It looks like despite qt=partner-tmo, the edismax based search hander is being 
bypassed for the default search handler, and is querying against the n_text 
field, which is the defaultSearchField for the ing-conent core.  But, I don't 
want to use the default handler, but rather my configured edismax hander,  and 
any specified filter queries, to determine the document set in the ing-conent 
core, and then join with the partner-tmo core.  [Yes, the edismax handler in 
the ing-content core and the second core are both named partner-tmo].

Can the JoinQParserPlugin work in conjunction with edismax?

Thanks,

Jeff

On Dec 4, 2011, at 4:12 PM, Jeff Schmidt wrote:

> Hello again:
> 
> I'm looking at the newer join functionality 
> (http://wiki.apache.org/solr/Join) to see if that will help me out.  While 
> there are signs it can go cross index/core 
> (https://issues.apache.org/jira/browse/SOLR-2272), I doubt I can specify 
> facet.field params for fields in a couple of different indexes.  But, perhaps 
> a single combined index it might work.
────
§ **What to produce**: Reproduce the part of the Solr join message that opens with the words containing "It looks like" and closes with "both named partner-tmo].".
────
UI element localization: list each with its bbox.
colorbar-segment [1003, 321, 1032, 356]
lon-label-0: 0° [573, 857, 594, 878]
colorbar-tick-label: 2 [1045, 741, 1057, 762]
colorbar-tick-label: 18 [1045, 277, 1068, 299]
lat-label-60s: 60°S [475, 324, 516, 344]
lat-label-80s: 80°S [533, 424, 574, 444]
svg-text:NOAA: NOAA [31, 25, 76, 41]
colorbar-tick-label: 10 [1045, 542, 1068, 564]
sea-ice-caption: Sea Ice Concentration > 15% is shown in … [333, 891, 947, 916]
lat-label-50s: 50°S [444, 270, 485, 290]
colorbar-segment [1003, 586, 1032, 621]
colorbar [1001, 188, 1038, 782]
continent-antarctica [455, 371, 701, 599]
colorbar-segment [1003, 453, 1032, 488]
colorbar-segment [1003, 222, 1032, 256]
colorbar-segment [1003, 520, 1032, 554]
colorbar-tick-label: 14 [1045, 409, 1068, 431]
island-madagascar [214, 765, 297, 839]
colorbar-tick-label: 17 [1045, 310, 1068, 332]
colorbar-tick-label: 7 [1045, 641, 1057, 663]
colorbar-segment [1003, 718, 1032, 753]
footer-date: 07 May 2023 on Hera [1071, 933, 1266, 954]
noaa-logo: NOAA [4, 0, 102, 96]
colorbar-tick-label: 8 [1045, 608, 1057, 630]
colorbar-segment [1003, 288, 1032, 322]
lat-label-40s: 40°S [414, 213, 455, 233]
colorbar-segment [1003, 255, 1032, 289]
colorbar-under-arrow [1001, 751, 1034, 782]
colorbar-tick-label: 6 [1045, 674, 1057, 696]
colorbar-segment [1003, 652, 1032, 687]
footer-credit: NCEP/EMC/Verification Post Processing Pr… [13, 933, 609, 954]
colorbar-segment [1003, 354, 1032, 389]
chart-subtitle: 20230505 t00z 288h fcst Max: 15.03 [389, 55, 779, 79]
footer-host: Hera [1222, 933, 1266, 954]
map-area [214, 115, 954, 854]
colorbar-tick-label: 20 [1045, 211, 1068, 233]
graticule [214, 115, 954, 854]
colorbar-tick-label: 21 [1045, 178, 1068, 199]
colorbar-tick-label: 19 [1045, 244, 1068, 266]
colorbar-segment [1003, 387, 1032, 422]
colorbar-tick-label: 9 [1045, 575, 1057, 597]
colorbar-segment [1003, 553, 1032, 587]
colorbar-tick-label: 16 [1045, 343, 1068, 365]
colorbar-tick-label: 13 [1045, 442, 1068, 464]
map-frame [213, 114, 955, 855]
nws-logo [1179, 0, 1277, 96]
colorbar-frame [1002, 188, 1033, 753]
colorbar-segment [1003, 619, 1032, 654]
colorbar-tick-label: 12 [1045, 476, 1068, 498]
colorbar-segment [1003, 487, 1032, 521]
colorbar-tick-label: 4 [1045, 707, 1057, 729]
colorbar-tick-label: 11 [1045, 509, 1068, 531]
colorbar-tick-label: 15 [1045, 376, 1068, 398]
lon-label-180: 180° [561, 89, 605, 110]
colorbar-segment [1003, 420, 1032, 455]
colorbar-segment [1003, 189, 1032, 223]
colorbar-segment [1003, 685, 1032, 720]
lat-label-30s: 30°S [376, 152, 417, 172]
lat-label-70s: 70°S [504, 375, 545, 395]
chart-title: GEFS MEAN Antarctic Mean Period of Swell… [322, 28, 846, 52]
────
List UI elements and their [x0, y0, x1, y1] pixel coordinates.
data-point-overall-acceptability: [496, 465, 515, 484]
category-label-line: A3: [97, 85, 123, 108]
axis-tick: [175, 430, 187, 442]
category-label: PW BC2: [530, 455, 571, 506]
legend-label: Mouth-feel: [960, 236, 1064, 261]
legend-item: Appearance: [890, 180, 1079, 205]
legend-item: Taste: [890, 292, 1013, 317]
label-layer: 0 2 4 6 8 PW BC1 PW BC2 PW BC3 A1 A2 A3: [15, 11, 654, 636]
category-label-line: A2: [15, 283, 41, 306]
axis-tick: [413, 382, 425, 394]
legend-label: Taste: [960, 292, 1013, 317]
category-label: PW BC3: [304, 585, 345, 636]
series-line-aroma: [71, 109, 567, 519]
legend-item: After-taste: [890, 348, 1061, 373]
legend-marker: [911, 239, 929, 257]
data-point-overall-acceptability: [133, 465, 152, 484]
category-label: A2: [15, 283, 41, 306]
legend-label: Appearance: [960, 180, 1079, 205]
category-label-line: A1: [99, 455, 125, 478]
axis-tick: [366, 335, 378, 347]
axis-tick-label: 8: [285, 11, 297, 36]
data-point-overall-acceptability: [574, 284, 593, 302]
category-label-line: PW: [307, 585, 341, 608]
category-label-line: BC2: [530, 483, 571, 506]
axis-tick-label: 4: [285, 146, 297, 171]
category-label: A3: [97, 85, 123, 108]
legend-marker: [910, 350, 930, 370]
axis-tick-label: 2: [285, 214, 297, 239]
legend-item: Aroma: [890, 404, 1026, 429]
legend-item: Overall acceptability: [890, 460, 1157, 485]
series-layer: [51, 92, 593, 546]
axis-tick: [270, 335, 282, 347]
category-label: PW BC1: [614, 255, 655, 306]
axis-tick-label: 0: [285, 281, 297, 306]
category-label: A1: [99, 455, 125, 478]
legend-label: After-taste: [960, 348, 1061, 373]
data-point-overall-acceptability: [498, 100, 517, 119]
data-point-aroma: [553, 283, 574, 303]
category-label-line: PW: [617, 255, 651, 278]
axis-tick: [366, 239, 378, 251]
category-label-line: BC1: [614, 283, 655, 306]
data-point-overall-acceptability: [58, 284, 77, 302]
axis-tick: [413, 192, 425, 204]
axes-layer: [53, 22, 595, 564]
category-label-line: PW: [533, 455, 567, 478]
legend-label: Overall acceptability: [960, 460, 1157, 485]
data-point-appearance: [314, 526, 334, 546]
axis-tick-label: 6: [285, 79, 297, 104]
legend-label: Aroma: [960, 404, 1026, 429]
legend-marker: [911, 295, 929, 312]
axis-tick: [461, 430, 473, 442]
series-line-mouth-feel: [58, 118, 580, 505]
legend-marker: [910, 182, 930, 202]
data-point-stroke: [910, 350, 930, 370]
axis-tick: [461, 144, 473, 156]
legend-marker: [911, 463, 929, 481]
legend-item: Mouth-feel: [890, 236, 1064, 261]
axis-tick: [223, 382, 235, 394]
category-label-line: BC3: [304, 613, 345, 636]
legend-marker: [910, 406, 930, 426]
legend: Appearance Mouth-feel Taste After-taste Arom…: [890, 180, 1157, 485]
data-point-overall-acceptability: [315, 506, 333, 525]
────
§ **Response to the exercise**:
It looks like despite qt=partner-tmo, the edismax based search hander is being 
bypassed for the default search handler, and is querying against the n_text 
field, which is the defaultSearchField for the ing-conent core.  But, I don't 
want to use the default handler, but rather my configured edismax hander,  and 
any specified filter queries, to determine the document set in the ing-conent 
core, and then join with the partner-tmo core.  [Yes, the edismax handler in 
the ing-content core and the second core are both named partner-tmo].